§ **WHAT NEEDS TO BE DONE**
Provide an exact reproduction of every entry.
****************
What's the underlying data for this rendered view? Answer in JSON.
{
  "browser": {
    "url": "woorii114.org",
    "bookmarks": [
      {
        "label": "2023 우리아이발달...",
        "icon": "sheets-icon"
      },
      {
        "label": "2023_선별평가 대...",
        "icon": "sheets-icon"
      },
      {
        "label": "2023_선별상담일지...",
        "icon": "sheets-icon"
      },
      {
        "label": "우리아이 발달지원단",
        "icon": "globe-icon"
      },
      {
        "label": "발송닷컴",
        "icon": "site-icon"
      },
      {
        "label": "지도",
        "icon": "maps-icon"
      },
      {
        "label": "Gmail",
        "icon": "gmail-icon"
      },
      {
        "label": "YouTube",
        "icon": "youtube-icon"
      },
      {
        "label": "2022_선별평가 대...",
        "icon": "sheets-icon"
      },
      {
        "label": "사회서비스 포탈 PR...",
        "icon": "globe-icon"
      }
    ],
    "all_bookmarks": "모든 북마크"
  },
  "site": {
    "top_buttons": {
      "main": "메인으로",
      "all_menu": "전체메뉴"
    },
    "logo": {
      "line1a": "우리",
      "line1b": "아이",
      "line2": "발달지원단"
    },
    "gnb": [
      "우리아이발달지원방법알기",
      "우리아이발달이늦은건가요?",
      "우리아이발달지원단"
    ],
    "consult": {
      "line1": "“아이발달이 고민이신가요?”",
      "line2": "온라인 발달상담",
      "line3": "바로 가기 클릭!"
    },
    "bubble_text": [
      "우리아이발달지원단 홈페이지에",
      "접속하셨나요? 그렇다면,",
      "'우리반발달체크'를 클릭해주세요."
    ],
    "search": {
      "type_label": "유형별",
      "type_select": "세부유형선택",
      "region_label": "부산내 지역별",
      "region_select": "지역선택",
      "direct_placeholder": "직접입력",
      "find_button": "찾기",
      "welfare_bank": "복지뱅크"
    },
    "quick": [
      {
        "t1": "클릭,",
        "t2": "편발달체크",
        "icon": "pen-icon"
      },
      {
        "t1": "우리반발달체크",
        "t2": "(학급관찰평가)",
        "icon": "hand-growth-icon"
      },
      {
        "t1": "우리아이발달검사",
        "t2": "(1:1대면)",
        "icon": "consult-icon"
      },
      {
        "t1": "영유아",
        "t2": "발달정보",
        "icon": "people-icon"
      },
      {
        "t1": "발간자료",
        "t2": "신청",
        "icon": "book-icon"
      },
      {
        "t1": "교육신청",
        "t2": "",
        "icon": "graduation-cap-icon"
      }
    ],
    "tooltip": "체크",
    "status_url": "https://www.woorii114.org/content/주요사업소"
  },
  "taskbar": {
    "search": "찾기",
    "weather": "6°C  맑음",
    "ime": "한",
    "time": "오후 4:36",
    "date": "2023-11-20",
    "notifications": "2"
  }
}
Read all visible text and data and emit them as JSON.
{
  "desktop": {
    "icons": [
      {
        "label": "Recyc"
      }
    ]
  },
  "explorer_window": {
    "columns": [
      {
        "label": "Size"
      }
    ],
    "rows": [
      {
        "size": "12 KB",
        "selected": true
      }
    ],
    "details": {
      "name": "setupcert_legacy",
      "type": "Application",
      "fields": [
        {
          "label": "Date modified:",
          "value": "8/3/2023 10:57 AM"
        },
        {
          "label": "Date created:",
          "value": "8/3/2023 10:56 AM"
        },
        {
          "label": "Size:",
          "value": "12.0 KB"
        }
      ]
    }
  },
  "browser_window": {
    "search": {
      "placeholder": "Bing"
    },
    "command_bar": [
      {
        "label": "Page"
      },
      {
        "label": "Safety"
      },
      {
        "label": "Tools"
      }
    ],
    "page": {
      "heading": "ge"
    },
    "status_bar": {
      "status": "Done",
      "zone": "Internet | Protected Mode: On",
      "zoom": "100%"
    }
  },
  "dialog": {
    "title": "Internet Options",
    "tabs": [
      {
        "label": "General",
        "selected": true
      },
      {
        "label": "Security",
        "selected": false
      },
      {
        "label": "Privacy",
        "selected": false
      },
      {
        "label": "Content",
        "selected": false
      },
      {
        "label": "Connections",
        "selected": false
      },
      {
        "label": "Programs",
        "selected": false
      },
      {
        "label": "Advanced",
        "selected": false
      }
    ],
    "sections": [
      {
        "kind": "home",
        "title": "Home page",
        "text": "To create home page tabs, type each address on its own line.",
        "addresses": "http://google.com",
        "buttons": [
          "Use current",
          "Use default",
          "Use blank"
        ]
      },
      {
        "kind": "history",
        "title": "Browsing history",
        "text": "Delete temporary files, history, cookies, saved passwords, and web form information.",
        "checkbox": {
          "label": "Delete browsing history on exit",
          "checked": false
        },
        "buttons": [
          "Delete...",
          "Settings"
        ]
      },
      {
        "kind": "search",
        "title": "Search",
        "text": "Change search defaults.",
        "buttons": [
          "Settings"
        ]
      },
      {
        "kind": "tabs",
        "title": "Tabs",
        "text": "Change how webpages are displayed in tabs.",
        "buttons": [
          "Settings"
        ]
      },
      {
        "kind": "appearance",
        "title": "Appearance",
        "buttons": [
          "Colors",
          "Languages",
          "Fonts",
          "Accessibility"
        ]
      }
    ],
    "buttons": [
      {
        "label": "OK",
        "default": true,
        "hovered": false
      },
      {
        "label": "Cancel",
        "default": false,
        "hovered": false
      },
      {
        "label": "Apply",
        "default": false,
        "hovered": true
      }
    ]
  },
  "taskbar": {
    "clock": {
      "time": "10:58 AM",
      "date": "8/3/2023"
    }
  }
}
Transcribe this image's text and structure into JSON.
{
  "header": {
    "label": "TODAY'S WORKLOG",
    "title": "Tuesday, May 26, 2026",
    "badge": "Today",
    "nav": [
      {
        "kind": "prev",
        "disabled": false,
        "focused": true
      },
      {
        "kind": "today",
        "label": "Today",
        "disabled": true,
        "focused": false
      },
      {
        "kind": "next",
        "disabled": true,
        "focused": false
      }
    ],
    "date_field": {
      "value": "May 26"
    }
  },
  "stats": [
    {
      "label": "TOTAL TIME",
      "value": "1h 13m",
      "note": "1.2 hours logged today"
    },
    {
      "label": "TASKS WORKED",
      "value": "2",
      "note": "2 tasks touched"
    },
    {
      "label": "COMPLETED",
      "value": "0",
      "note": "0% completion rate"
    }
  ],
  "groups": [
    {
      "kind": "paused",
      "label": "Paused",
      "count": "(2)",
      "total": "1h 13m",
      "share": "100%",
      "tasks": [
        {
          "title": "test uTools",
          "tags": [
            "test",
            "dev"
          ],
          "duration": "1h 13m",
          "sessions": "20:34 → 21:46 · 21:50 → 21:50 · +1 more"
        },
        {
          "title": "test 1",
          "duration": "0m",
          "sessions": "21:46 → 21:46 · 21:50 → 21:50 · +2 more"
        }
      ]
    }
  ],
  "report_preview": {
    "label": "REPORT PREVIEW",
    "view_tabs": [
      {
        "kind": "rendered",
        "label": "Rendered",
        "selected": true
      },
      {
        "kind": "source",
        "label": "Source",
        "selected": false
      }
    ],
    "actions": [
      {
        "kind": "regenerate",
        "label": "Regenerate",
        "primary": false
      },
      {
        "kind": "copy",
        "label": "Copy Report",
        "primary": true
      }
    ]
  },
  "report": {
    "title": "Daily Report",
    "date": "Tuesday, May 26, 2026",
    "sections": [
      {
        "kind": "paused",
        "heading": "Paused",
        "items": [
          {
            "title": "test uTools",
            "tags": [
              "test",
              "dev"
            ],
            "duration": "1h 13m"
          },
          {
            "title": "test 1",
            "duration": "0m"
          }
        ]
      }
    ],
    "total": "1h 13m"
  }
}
****************
§ **CORRECT RESPONSE**
What's the underlying data for this rendered view? Answer in JSON.
{
  "browser": {
    "url": "woorii114.org",
    "bookmarks": [
      {
        "label": "2023 우리아이발달...",
        "icon": "sheets-icon"
      },
      {
        "label": "2023_선별평가 대...",
        "icon": "sheets-icon"
      },
      {
        "label": "2023_선별상담일지...",
        "icon": "sheets-icon"
      },
      {
        "label": "우리아이 발달지원단",
        "icon": "globe-icon"
      },
      {
        "label": "발송닷컴",
        "icon": "site-icon"
      },
      {
        "label": "지도",
        "icon": "maps-icon"
      },
      {
        "label": "Gmail",
        "icon": "gmail-icon"
      },
      {
        "label": "YouTube",
        "icon": "youtube-icon"
      },
      {
        "label": "2022_선별평가 대...",
        "icon": "sheets-icon"
      },
      {
        "label": "사회서비스 포탈 PR...",
        "icon": "globe-icon"
      }
    ],
    "all_bookmarks": "모든 북마크"
  },
  "site": {
    "top_buttons": {
      "main": "메인으로",
      "all_menu": "전체메뉴"
    },
    "logo": {
      "line1a": "우리",
      "line1b": "아이",
      "line2": "발달지원단"
    },
    "gnb": [
      "우리아이발달지원방법알기",
      "우리아이발달이늦은건가요?",
      "우리아이발달지원단"
    ],
    "consult": {
      "line1": "“아이발달이 고민이신가요?”",
      "line2": "온라인 발달상담",
      "line3": "바로 가기 클릭!"
    },
    "bubble_text": [
      "우리아이발달지원단 홈페이지에",
      "접속하셨나요? 그렇다면,",
      "'우리반발달체크'를 클릭해주세요."
    ],
    "search": {
      "type_label": "유형별",
      "type_select": "세부유형선택",
      "region_label": "부산내 지역별",
      "region_select": "지역선택",
      "direct_placeholder": "직접입력",
      "find_button": "찾기",
      "welfare_bank": "복지뱅크"
    },
    "quick": [
      {
        "t1": "클릭,",
        "t2": "편발달체크",
        "icon": "pen-icon"
      },
      {
        "t1": "우리반발달체크",
        "t2": "(학급관찰평가)",
        "icon": "hand-growth-icon"
      },
      {
        "t1": "우리아이발달검사",
        "t2": "(1:1대면)",
        "icon": "consult-icon"
      },
      {
        "t1": "영유아",
        "t2": "발달정보",
        "icon": "people-icon"
      },
      {
        "t1": "발간자료",
        "t2": "신청",
        "icon": "book-icon"
      },
      {
        "t1": "교육신청",
        "t2": "",
        "icon": "graduation-cap-icon"
      }
    ],
    "tooltip": "체크",
    "status_url": "https://www.woorii114.org/content/주요사업소"
  },
  "taskbar": {
    "search": "찾기",
    "weather": "6°C  맑음",
    "ime": "한",
    "time": "오후 4:36",
    "date": "2023-11-20",
    "notifications": "2"
  }
}
Read all visible text and data and emit them as JSON.
{
  "desktop": {
    "icons": [
      {
        "label": "Recyc"
      }
    ]
  },
  "explorer_window": {
    "columns": [
      {
        "label": "Size"
      }
    ],
    "rows": [
      {
        "size": "12 KB",
        "selected": true
      }
    ],
    "details": {
      "name": "setupcert_legacy",
      "type": "Application",
      "fields": [
        {
          "label": "Date modified:",
          "value": "8/3/2023 10:57 AM"
        },
        {
          "label": "Date created:",
          "value": "8/3/2023 10:56 AM"
        },
        {
          "label": "Size:",
          "value": "12.0 KB"
        }
      ]
    }
  },
  "browser_window": {
    "search": {
      "placeholder": "Bing"
    },
    "command_bar": [
      {
        "label": "Page"
      },
      {
        "label": "Safety"
      },
      {
        "label": "Tools"
      }
    ],
    "page": {
      "heading": "ge"
    },
    "status_bar": {
      "status": "Done",
      "zone": "Internet | Protected Mode: On",
      "zoom": "100%"
    }
  },
  "dialog": {
    "title": "Internet Options",
    "tabs": [
      {
        "label": "General",
        "selected": true
      },
      {
        "label": "Security",
        "selected": false
      },
      {
        "label": "Privacy",
        "selected": false
      },
      {
        "label": "Content",
        "selected": false
      },
      {
        "label": "Connections",
        "selected": false
      },
      {
        "label": "Programs",
        "selected": false
      },
      {
        "label": "Advanced",
        "selected": false
      }
    ],
    "sections": [
      {
        "kind": "home",
        "title": "Home page",
        "text": "To create home page tabs, type each address on its own line.",
        "addresses": "http://google.com",
        "buttons": [
          "Use current",
          "Use default",
          "Use blank"
        ]
      },
      {
        "kind": "history",
        "title": "Browsing history",
        "text": "Delete temporary files, history, cookies, saved passwords, and web form information.",
        "checkbox": {
          "label": "Delete browsing history on exit",
          "checked": false
        },
        "buttons": [
          "Delete...",
          "Settings"
        ]
      },
      {
        "kind": "search",
        "title": "Search",
        "text": "Change search defaults.",
        "buttons": [
          "Settings"
        ]
      },
      {
        "kind": "tabs",
        "title": "Tabs",
        "text": "Change how webpages are displayed in tabs.",
        "buttons": [
          "Settings"
        ]
      },
      {
        "kind": "appearance",
        "title": "Appearance",
        "buttons": [
          "Colors",
          "Languages",
          "Fonts",
          "Accessibility"
        ]
      }
    ],
    "buttons": [
      {
        "label": "OK",
        "default": true,
        "hovered": false
      },
      {
        "label": "Cancel",
        "default": false,
        "hovered": false
      },
      {
        "label": "Apply",
        "default": false,
        "hovered": true
      }
    ]
  },
  "taskbar": {
    "clock": {
      "time": "10:58 AM",
      "date": "8/3/2023"
    }
  }
}
Transcribe this image's text and structure into JSON.
{
  "header": {
    "label": "TODAY'S WORKLOG",
    "title": "Tuesday, May 26, 2026",
    "badge": "Today",
    "nav": [
      {
        "kind": "prev",
        "disabled": false,
        "focused": true
      },
      {
        "kind": "today",
        "label": "Today",
        "disabled": true,
        "focused": false
      },
      {
        "kind": "next",
        "disabled": true,
        "focused": false
      }
    ],
    "date_field": {
      "value": "May 26"
    }
  },
  "stats": [
    {
      "label": "TOTAL TIME",
      "value": "1h 13m",
      "note": "1.2 hours logged today"
    },
    {
      "label": "TASKS WORKED",
      "value": "2",
      "note": "2 tasks touched"
    },
    {
      "label": "COMPLETED",
      "value": "0",
      "note": "0% completion rate"
    }
  ],
  "groups": [
    {
      "kind": "paused",
      "label": "Paused",
      "count": "(2)",
      "total": "1h 13m",
      "share": "100%",
      "tasks": [
        {
          "title": "test uTools",
          "tags": [
            "test",
            "dev"
          ],
          "duration": "1h 13m",
          "sessions": "20:34 → 21:46 · 21:50 → 21:50 · +1 more"
        },
        {
          "title": "test 1",
          "duration": "0m",
          "sessions": "21:46 → 21:46 · 21:50 → 21:50 · +2 more"
        }
      ]
    }
  ],
  "report_preview": {
    "label": "REPORT PREVIEW",
    "view_tabs": [
      {
        "kind": "rendered",
        "label": "Rendered",
        "selected": true
      },
      {
        "kind": "source",
        "label": "Source",
        "selected": false
      }
    ],
    "actions": [
      {
        "kind": "regenerate",
        "label": "Regenerate",
        "primary": false
      },
      {
        "kind": "copy",
        "label": "Copy Report",
        "primary": true
      }
    ]
  },
  "report": {
    "title": "Daily Report",
    "date": "Tuesday, May 26, 2026",
    "sections": [
      {
        "kind": "paused",
        "heading": "Paused",
        "items": [
          {
            "title": "test uTools",
            "tags": [
              "test",
              "dev"
            ],
            "duration": "1h 13m"
          },
          {
            "title": "test 1",
            "duration": "0m"
          }
        ]
      }
    ],
    "total": "1h 13m"
  }
}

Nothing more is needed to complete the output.